▸ **Written task**: Return the lines from the line containing "List each element" to the line containing "coupon-card[interactable]: 50% off", both included, copied exactly and without the pictures.

▸ **Source data**:

+++

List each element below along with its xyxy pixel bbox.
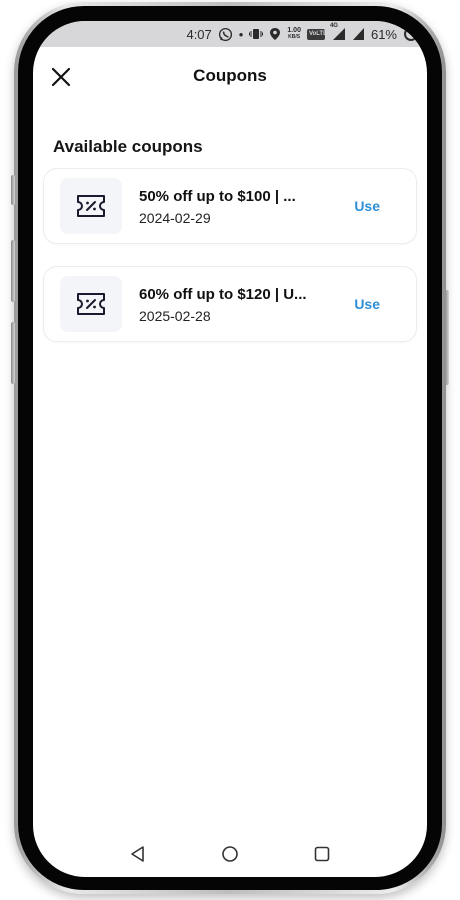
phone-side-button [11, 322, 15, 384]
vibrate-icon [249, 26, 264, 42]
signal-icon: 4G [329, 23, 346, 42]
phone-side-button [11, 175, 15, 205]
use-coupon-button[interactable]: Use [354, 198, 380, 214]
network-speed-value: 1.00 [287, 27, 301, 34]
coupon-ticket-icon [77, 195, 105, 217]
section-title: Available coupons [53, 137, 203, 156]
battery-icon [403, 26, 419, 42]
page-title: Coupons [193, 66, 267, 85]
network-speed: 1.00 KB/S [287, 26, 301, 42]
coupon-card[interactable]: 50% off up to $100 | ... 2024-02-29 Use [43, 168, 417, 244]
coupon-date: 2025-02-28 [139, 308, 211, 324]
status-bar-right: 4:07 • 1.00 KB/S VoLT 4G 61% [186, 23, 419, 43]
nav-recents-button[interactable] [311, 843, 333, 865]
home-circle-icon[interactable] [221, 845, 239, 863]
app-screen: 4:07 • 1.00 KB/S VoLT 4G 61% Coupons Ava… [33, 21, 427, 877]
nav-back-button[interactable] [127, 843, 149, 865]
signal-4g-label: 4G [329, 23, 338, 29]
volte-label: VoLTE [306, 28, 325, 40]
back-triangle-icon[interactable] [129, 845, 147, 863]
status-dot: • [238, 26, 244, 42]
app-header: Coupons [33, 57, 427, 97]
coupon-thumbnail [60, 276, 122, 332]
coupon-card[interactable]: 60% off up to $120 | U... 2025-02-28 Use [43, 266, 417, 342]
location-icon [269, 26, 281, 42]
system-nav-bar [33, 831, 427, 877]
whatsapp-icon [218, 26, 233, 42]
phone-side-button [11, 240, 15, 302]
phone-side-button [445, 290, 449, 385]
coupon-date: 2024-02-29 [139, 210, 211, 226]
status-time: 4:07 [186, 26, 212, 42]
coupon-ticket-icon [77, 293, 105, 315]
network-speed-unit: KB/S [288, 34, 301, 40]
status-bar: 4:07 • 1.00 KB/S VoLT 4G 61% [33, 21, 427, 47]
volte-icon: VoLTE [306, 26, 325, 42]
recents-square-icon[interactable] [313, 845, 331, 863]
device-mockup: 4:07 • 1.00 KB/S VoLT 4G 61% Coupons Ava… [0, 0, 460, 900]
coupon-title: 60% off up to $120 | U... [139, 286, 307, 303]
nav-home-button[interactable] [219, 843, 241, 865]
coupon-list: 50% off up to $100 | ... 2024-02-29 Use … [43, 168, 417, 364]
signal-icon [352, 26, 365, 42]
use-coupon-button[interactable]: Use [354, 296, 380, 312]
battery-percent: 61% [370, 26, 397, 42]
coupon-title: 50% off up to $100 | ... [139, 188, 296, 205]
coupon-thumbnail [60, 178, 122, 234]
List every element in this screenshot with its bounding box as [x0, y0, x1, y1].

+++

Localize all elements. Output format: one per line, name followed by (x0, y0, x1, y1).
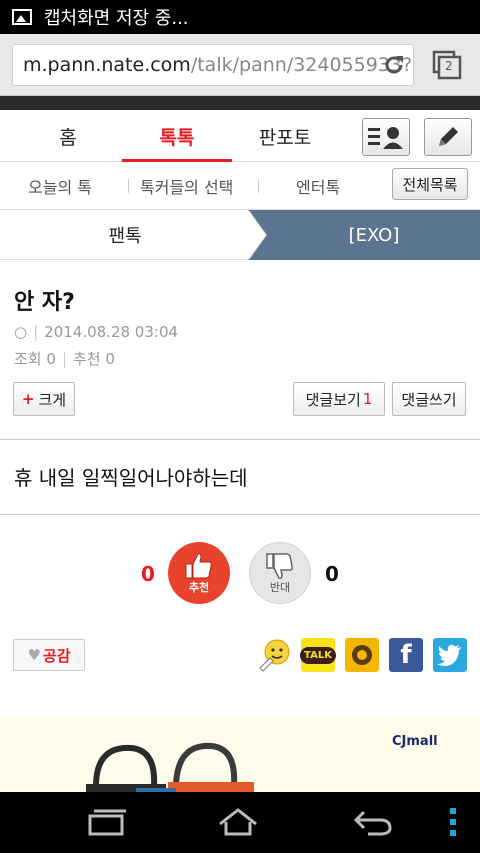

+++

▸ **Correct response**:
List each element below along with its xyxy pixel bbox.
phone-side-button [11, 322, 15, 384]
vibrate-icon [249, 26, 264, 42]
signal-icon: 4G [329, 23, 346, 42]
phone-side-button [11, 175, 15, 205]
use-coupon-button[interactable]: Use [354, 198, 380, 214]
network-speed-value: 1.00 [287, 27, 301, 34]
coupon-ticket-icon [77, 195, 105, 217]
section-title: Available coupons [53, 137, 203, 156]
battery-icon [403, 26, 419, 42]
page-title: Coupons [193, 66, 267, 85]
network-speed: 1.00 KB/S [287, 26, 301, 42]
coupon-card[interactable]: 50% off up to $100 | ... 2024-02-29 Use [43, 168, 417, 244]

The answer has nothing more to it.